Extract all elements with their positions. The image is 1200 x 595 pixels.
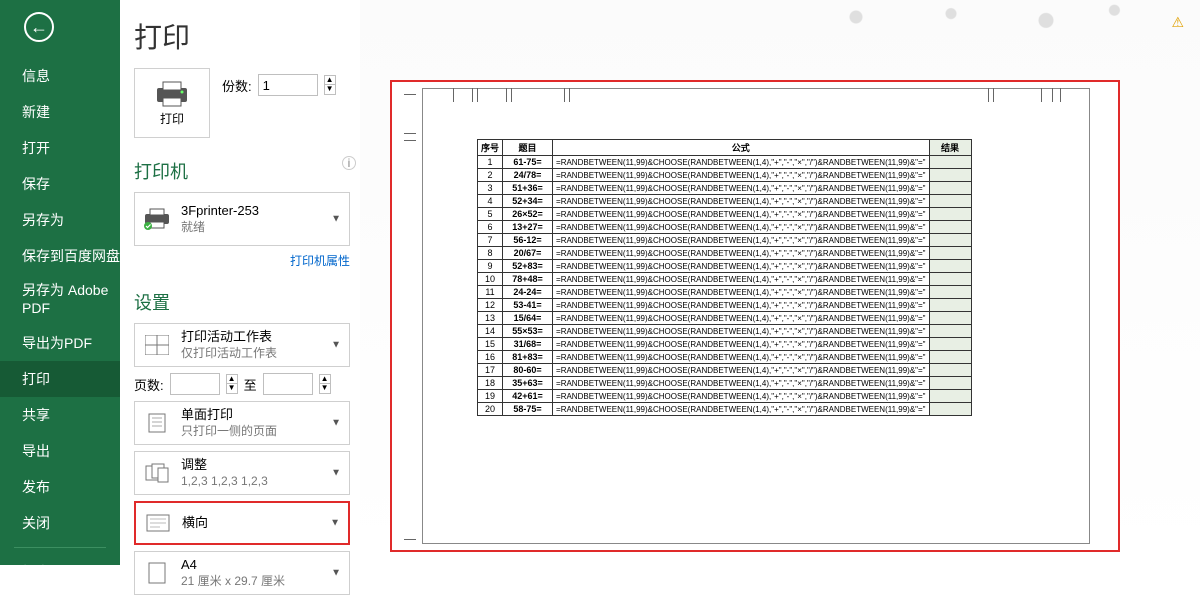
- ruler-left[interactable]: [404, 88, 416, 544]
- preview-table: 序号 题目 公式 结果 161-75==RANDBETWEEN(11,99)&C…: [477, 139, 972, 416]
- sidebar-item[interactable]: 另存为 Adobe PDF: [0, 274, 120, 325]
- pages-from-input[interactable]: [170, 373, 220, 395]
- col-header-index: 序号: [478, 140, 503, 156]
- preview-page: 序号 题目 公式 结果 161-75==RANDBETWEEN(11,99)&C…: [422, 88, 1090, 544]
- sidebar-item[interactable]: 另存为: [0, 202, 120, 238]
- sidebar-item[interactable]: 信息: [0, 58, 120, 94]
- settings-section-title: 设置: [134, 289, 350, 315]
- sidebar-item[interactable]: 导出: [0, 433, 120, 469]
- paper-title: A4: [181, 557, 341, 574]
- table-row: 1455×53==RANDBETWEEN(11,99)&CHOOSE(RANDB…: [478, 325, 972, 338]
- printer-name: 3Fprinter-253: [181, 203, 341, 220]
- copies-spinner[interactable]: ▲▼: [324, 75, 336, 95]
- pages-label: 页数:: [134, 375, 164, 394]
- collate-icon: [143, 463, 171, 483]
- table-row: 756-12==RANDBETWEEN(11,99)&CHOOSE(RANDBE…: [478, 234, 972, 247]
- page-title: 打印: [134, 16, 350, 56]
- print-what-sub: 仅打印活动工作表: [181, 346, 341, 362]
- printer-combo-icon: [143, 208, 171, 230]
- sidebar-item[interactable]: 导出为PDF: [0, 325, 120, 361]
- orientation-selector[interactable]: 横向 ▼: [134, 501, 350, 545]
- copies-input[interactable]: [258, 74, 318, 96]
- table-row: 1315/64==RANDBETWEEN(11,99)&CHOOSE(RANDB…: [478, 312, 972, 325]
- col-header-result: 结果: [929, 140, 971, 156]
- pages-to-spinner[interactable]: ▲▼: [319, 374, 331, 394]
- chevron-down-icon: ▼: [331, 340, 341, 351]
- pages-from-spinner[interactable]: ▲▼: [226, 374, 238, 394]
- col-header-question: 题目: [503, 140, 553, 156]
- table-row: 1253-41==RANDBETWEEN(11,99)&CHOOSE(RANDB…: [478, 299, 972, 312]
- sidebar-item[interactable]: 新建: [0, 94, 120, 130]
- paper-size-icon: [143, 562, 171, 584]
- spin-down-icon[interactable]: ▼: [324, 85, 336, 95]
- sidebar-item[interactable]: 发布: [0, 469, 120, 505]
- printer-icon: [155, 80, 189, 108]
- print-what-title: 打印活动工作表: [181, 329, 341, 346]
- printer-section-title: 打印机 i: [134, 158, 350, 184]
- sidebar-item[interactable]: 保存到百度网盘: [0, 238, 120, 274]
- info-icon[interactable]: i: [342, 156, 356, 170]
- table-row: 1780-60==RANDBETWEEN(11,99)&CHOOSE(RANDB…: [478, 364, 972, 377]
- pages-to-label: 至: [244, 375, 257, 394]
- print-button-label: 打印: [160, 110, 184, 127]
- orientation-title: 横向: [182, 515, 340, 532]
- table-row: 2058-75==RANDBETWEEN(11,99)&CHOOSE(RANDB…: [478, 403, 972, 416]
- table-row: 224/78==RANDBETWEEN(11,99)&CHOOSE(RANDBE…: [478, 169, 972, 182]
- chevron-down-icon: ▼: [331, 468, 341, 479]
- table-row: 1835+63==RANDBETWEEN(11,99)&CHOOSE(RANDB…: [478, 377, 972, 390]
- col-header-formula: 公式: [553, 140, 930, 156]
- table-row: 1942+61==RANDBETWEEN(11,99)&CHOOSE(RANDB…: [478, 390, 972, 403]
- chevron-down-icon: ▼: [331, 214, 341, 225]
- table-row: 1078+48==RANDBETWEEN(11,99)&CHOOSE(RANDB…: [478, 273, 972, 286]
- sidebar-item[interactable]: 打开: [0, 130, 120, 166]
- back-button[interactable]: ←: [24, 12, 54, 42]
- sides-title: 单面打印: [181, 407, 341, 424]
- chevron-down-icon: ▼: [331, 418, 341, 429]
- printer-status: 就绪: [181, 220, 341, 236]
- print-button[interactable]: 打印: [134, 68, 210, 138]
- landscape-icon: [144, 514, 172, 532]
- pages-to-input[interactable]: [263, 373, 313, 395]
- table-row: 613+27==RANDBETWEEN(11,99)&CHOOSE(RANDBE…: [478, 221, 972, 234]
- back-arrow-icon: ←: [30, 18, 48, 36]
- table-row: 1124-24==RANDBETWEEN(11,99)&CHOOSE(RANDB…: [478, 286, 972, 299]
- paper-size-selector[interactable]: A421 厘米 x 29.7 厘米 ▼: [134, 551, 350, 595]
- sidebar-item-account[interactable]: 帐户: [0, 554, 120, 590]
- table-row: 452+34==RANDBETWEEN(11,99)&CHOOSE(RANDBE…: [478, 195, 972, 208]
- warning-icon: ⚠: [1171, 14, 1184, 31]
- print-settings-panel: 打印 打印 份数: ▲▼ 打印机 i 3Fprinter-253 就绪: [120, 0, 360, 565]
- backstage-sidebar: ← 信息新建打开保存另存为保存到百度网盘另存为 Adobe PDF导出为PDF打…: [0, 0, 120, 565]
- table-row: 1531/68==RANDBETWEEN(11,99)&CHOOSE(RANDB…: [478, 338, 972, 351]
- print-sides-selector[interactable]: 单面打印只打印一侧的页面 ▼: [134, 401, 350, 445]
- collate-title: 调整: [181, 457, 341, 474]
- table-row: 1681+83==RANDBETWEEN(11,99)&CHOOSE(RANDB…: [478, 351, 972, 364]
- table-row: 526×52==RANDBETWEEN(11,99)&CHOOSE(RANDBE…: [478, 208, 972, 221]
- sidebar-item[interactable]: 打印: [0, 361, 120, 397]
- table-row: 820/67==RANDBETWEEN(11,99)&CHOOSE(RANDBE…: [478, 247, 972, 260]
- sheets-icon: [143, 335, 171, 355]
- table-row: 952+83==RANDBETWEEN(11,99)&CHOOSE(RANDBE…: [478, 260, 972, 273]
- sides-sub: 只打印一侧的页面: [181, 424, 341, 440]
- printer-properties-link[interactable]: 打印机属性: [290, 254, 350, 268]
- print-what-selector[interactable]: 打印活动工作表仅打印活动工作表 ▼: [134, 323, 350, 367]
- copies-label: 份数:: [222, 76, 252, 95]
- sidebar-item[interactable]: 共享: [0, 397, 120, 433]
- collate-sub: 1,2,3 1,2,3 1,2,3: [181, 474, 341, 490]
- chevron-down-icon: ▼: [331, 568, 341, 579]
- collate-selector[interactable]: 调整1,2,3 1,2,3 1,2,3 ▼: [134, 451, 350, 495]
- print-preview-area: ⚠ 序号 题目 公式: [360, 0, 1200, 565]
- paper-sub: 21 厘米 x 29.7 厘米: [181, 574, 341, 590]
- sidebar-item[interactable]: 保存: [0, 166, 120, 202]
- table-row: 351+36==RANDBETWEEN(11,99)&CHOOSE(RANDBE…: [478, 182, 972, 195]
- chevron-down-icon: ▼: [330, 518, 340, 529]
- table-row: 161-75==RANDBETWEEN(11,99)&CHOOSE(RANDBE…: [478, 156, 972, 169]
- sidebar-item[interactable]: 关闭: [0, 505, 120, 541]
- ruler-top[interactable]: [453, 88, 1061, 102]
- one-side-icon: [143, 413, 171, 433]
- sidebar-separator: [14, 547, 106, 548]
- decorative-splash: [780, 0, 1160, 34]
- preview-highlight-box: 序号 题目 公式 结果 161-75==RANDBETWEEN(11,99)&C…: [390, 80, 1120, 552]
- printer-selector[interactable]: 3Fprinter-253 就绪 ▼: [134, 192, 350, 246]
==
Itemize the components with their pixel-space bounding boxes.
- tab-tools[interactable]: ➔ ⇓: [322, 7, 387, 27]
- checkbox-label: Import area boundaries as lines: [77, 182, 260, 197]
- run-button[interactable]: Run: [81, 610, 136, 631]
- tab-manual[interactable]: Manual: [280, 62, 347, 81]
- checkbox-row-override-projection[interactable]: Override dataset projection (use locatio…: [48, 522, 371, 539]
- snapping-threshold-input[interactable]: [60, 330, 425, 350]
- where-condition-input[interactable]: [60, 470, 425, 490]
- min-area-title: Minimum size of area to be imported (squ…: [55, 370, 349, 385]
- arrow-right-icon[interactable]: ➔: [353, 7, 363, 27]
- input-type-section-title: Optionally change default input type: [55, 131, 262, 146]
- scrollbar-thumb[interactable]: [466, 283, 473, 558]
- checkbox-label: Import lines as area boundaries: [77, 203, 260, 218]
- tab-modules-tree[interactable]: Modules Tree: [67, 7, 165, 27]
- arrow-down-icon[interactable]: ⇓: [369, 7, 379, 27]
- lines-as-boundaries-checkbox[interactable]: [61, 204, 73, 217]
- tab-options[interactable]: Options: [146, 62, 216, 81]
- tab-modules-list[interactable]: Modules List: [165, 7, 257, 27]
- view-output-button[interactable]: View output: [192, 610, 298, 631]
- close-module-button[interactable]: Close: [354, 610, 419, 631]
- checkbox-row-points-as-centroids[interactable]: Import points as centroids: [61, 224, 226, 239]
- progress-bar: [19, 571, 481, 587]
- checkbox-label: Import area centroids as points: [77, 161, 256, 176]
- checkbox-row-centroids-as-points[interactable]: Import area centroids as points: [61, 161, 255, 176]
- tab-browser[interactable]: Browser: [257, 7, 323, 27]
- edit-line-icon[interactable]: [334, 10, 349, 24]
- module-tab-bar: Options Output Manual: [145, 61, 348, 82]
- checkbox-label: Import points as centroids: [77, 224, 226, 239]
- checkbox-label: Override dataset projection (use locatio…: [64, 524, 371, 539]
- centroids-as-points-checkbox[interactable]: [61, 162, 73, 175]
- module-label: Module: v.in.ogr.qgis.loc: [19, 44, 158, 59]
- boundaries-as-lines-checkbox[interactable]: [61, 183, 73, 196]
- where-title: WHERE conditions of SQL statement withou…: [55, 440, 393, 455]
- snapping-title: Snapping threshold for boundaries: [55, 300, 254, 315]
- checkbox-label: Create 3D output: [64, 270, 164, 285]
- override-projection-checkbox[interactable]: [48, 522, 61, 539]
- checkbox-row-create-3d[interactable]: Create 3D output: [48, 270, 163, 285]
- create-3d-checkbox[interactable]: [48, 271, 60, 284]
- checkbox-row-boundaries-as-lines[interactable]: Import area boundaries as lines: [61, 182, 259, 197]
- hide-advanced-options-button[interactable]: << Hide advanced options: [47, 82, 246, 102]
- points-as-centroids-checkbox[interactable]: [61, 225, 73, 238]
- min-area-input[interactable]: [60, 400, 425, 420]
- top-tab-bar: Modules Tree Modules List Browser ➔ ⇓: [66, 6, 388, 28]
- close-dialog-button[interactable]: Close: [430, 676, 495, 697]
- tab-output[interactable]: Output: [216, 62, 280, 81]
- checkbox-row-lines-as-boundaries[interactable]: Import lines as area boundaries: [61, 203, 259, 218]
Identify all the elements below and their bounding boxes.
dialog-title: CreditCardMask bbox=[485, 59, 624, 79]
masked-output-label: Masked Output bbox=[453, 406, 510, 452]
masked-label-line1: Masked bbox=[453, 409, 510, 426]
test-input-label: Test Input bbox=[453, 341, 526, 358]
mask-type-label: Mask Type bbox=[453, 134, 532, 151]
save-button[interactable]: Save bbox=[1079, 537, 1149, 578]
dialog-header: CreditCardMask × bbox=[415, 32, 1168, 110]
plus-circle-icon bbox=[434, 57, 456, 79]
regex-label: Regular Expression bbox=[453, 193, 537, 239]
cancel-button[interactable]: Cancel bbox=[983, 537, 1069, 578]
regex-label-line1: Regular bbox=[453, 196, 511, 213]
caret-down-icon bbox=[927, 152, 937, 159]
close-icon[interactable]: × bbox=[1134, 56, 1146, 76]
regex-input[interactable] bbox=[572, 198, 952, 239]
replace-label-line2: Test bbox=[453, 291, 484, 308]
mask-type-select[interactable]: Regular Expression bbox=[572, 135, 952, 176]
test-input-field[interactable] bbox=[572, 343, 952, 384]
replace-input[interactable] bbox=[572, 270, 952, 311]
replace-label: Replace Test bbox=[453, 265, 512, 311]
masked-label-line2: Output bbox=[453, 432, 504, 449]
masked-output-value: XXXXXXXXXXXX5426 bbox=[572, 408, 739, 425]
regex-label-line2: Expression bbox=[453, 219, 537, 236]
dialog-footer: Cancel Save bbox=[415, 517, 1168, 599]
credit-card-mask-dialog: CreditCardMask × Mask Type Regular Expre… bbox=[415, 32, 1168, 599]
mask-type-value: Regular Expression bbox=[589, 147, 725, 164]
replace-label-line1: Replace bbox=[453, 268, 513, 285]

[SET PROBLEM] Turn the listing above, from the line containing "Itemize the components" up to and including the line containing "- snapping-threshold-input[interactable]: [60, 330, 425, 350]", into a numbered list, leaving out any blank lines.

[RESULT OF THE TASK]
1. Itemize the components with their pixel-space bounding boxes.
2. - tab-tools[interactable]: ➔ ⇓: [322, 7, 387, 27]
3. - checkbox-label: Import area boundaries as lines: [77, 182, 260, 197]
4. - run-button[interactable]: Run: [81, 610, 136, 631]
5. - tab-manual[interactable]: Manual: [280, 62, 347, 81]
6. - checkbox-row-override-projection[interactable]: Override dataset projection (use locatio…: [48, 522, 371, 539]
7. - snapping-threshold-input[interactable]: [60, 330, 425, 350]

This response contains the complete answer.